## begin

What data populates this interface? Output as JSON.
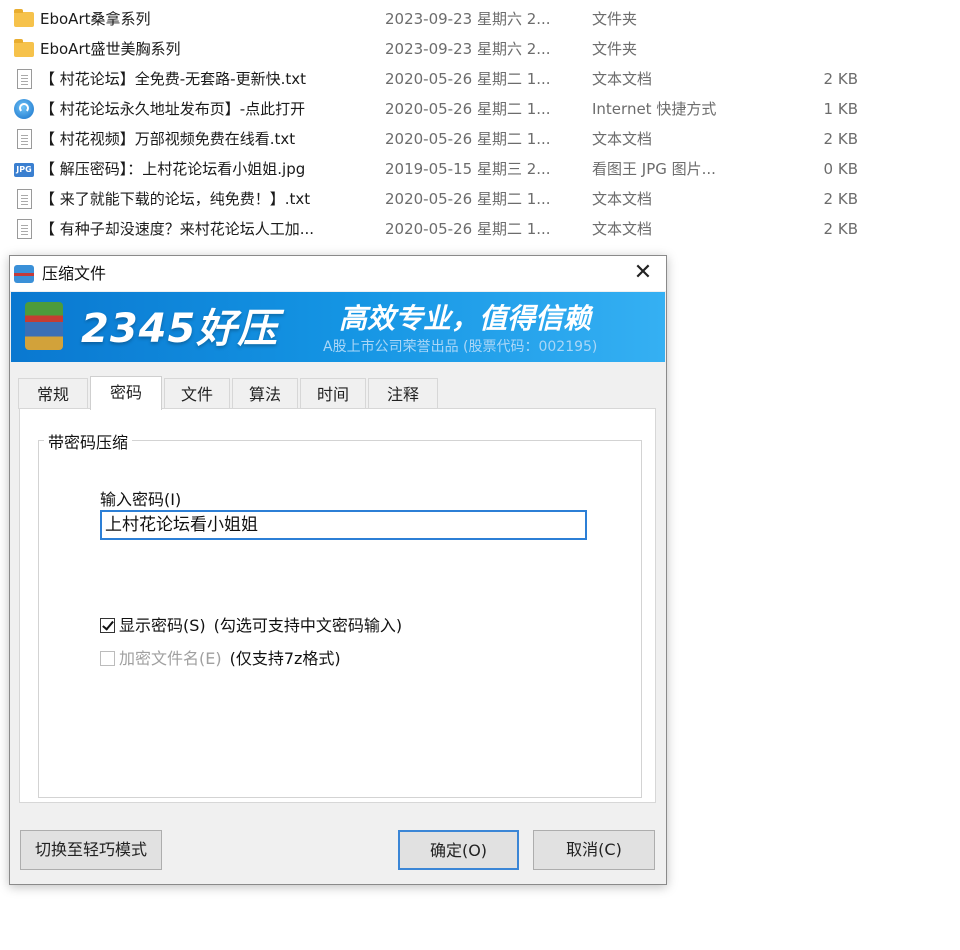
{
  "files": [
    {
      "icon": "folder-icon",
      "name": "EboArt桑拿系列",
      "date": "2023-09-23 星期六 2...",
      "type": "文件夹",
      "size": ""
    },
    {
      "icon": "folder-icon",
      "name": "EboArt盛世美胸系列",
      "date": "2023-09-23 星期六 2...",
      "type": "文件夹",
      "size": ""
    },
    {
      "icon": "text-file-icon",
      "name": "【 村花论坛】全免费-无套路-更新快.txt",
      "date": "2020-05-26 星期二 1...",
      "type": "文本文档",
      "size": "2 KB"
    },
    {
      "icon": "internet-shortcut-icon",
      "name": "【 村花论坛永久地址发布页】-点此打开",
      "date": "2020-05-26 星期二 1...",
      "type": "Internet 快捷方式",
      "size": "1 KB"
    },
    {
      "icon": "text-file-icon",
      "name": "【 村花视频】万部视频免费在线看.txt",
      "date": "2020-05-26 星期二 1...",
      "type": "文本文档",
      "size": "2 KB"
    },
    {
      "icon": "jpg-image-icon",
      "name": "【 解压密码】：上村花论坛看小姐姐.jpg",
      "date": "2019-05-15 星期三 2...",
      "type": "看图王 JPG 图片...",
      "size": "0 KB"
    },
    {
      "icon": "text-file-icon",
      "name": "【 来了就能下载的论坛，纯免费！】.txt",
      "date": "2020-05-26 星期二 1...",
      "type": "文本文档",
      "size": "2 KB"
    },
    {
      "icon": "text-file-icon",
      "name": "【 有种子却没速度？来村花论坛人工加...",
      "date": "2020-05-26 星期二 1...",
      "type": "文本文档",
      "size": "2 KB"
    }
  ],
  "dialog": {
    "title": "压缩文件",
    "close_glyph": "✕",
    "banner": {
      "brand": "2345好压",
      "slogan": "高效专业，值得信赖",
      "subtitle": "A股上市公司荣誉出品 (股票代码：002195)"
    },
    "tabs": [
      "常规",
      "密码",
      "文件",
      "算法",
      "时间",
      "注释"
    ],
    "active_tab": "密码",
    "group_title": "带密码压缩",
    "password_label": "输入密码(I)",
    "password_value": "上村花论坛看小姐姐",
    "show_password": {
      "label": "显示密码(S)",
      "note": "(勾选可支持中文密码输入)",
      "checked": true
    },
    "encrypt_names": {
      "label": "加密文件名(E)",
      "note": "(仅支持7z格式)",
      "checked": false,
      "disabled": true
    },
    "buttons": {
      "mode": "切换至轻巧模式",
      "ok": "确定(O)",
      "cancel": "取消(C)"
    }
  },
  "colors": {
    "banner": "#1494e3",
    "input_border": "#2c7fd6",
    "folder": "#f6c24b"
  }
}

## end
## begin

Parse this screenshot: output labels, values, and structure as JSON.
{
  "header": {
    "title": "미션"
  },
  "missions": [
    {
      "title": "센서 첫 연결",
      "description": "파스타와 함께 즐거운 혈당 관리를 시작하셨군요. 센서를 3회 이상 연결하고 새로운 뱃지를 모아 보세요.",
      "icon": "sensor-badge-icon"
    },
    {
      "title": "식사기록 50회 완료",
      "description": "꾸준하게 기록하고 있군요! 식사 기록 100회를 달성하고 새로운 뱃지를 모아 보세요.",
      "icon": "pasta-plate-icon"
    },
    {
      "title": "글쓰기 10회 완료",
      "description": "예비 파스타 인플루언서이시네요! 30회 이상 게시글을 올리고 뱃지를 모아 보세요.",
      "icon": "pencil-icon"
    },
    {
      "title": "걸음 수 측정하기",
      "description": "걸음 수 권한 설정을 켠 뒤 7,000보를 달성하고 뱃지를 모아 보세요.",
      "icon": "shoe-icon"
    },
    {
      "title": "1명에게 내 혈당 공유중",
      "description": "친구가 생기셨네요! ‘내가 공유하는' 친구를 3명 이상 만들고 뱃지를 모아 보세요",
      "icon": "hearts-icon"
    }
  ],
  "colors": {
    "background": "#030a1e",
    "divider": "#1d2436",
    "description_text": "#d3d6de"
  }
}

## end

Written instruction - State the count of lines holding the string "달성하고" in the listing above, and nothing else.

Result of this exercise - 2